- _Task details_
Rewrite the records from their start through the line holding "x-tick-label: 30,000: [754, 482, 797, 498]", inclusive, swapping "Marketing Graduates" for "Finance Graduates" and leaving everything else unchanged.

- _Records to process_

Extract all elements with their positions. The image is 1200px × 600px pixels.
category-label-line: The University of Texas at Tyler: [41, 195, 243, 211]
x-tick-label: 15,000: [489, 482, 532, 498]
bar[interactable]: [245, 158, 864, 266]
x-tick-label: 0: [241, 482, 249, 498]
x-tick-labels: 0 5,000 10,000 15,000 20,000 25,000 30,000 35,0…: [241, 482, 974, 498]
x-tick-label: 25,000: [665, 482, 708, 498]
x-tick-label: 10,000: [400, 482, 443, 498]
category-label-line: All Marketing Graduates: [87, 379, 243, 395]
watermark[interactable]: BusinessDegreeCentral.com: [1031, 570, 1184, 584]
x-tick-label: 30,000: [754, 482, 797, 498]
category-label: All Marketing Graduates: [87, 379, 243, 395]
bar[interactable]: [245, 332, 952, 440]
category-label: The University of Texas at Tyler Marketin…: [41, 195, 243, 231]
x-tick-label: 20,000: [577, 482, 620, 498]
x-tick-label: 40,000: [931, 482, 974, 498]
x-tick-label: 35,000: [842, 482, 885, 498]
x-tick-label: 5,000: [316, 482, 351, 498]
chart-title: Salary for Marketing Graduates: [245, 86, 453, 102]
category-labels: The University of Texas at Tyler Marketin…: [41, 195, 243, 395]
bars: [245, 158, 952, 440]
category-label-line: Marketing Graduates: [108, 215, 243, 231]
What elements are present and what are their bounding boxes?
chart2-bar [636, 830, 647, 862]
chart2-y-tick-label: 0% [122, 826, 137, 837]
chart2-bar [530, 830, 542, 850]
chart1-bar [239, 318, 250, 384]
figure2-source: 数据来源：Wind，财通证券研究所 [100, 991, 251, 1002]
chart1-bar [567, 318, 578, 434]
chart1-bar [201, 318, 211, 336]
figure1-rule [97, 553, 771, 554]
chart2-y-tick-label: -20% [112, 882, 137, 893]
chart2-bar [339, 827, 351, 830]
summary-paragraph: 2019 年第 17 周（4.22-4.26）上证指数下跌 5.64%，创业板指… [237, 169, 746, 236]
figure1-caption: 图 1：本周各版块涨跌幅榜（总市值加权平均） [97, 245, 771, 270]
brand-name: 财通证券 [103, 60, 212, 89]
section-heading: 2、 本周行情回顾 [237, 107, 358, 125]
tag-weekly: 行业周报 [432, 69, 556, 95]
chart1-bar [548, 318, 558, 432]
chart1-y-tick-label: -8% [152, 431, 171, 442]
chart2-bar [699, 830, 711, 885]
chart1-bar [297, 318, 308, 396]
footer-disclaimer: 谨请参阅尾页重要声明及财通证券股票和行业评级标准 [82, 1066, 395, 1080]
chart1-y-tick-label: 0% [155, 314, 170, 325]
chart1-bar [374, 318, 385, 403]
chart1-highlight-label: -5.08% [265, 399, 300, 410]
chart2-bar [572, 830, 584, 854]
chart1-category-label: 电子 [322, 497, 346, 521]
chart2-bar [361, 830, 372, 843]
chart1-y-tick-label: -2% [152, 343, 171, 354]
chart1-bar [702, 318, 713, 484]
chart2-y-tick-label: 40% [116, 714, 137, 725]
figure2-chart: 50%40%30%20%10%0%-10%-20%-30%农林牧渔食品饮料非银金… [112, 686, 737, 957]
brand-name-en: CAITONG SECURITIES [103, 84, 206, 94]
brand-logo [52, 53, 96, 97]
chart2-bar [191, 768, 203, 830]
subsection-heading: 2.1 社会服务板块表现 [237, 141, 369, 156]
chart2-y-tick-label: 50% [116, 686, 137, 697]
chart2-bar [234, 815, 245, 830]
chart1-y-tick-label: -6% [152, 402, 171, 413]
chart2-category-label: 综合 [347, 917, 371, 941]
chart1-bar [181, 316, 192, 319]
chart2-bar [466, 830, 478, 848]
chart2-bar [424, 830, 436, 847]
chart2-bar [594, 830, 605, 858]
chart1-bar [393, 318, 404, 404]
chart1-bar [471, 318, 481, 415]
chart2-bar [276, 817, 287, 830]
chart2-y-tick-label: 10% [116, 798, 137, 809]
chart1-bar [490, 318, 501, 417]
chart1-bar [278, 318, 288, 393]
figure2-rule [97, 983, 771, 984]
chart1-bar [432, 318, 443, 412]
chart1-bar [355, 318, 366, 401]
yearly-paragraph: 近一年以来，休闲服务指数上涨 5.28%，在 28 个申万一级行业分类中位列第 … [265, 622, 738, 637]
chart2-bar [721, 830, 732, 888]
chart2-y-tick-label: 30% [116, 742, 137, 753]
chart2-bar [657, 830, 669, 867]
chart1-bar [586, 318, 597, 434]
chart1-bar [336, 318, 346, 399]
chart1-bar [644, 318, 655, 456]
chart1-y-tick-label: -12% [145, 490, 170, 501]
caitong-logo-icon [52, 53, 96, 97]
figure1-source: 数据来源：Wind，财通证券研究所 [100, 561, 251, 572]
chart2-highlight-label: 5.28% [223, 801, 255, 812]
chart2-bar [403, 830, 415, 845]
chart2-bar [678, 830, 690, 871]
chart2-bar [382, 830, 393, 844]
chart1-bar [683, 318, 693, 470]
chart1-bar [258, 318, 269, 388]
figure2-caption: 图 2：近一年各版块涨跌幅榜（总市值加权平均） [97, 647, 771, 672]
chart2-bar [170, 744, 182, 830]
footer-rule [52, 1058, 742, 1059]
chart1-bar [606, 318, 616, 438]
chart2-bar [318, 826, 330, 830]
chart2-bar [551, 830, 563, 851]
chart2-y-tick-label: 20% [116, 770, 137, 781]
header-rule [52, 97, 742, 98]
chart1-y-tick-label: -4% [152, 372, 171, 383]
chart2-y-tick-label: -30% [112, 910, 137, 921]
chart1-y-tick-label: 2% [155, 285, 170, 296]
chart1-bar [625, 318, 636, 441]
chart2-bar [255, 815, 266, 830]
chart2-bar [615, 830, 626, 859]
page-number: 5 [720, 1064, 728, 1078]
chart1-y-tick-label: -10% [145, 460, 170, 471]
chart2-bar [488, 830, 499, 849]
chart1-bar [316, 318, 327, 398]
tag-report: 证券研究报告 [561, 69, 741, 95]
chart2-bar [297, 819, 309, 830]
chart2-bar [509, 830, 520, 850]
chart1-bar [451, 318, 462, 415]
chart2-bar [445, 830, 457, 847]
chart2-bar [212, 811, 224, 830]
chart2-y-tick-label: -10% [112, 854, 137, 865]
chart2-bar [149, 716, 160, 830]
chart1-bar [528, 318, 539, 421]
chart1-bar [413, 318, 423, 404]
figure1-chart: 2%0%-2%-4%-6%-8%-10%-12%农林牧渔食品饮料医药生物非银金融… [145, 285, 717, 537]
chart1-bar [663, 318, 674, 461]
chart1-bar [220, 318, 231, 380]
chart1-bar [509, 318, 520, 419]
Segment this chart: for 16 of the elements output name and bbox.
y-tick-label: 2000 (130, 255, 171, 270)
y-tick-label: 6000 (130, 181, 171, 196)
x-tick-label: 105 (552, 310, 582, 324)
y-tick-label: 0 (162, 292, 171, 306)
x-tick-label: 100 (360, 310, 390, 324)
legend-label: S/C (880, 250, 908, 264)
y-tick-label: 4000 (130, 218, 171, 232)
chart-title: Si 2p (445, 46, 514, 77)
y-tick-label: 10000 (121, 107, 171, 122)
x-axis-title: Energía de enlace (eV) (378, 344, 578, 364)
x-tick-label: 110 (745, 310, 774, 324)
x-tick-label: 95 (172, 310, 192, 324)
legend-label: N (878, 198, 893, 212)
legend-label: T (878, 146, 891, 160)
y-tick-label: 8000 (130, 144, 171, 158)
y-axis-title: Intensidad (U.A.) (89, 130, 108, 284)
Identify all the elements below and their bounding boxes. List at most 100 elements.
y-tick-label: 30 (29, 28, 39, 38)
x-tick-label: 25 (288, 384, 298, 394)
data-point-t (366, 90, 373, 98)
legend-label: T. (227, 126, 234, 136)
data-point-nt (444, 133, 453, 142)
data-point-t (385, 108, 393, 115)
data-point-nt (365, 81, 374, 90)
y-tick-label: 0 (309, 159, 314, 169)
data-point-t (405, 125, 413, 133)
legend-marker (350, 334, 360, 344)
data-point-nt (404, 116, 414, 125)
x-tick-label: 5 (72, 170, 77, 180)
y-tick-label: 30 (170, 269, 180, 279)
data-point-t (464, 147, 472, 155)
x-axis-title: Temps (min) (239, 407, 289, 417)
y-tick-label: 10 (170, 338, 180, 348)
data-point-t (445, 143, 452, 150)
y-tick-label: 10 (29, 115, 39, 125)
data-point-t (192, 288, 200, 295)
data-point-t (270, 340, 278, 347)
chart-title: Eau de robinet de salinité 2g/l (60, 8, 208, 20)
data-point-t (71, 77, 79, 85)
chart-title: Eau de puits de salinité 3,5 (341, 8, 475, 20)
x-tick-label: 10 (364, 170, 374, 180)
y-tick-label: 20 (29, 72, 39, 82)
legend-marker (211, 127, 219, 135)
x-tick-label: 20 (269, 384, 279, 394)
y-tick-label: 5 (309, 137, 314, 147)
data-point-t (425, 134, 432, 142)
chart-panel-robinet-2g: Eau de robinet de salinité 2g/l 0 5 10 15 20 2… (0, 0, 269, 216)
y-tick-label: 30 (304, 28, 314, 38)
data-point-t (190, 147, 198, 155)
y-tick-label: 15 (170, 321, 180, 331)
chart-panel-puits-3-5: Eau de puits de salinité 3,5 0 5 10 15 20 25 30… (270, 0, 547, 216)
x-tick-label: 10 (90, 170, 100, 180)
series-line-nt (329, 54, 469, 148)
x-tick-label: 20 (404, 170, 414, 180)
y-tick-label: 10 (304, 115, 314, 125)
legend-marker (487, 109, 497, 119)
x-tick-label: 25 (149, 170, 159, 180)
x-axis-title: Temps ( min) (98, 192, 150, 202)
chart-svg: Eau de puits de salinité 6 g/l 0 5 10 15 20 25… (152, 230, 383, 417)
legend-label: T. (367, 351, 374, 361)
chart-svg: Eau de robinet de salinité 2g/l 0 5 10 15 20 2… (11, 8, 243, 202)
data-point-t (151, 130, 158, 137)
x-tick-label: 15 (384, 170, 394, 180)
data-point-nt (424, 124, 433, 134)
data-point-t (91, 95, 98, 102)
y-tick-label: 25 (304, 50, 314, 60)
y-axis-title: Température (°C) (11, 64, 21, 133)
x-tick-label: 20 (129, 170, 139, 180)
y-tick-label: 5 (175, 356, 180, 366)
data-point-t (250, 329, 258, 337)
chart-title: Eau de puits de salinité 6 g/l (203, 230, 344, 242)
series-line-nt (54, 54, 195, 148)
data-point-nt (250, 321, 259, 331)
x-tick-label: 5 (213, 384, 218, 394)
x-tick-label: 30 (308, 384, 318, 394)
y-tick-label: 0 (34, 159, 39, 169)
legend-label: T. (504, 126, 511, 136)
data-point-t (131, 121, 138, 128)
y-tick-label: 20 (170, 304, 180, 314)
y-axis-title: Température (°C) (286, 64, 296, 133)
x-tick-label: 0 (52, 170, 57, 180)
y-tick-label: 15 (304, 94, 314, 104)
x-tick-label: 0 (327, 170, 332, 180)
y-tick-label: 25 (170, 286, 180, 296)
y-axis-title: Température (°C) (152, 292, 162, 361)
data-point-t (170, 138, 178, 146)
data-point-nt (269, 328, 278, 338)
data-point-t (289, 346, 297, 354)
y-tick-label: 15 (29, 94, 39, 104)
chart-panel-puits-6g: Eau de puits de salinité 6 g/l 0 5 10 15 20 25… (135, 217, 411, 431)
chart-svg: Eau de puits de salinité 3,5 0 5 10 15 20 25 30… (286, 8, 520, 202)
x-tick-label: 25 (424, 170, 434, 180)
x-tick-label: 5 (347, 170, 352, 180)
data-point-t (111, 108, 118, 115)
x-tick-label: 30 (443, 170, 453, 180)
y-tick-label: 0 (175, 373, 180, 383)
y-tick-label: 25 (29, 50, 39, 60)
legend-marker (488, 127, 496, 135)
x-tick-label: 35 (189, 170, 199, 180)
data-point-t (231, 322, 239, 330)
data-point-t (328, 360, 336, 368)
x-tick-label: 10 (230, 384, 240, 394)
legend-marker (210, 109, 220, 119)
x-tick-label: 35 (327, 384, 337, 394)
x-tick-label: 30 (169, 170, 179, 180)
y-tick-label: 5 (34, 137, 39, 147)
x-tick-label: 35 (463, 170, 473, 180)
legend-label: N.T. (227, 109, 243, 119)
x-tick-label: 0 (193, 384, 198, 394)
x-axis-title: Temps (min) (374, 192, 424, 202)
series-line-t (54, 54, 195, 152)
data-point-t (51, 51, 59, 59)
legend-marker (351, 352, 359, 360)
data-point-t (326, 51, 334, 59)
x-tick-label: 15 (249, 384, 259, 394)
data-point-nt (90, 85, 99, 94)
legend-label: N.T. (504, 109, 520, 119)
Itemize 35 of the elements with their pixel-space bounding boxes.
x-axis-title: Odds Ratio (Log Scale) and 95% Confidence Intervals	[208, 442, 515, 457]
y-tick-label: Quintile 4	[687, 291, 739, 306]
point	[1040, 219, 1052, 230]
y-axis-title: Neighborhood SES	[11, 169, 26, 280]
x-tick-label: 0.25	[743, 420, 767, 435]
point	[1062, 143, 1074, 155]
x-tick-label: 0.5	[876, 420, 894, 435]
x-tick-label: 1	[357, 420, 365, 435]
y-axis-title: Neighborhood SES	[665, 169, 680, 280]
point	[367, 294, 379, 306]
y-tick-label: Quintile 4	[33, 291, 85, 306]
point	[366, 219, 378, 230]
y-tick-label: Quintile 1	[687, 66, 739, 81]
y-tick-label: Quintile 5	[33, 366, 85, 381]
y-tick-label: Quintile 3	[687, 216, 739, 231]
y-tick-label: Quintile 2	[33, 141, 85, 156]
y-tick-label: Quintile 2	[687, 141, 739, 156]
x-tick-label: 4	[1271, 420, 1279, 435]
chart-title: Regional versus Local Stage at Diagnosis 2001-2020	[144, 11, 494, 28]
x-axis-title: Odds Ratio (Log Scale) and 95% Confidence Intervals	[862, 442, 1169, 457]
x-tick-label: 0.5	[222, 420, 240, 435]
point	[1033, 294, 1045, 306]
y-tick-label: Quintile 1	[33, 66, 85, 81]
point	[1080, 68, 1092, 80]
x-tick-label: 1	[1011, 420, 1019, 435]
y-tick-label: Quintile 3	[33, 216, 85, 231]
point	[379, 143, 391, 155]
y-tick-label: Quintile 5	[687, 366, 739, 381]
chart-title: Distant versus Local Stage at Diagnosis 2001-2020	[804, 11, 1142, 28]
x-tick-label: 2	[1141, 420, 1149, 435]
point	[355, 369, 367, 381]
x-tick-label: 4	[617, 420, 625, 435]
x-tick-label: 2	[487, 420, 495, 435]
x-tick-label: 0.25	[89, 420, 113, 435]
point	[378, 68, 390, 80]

- _The completed task_
Extract all elements with their positions. The image is 1200px × 600px pixels.
category-label-line: The University of Texas at Tyler: [41, 195, 243, 211]
x-tick-label: 15,000: [489, 482, 532, 498]
bar[interactable]: [245, 158, 864, 266]
x-tick-label: 0: [241, 482, 249, 498]
x-tick-labels: 0 5,000 10,000 15,000 20,000 25,000 30,000 35,0…: [241, 482, 974, 498]
x-tick-label: 25,000: [665, 482, 708, 498]
x-tick-label: 10,000: [400, 482, 443, 498]
category-label-line: All Finance Graduates: [87, 379, 243, 395]
watermark[interactable]: BusinessDegreeCentral.com: [1031, 570, 1184, 584]
x-tick-label: 30,000: [754, 482, 797, 498]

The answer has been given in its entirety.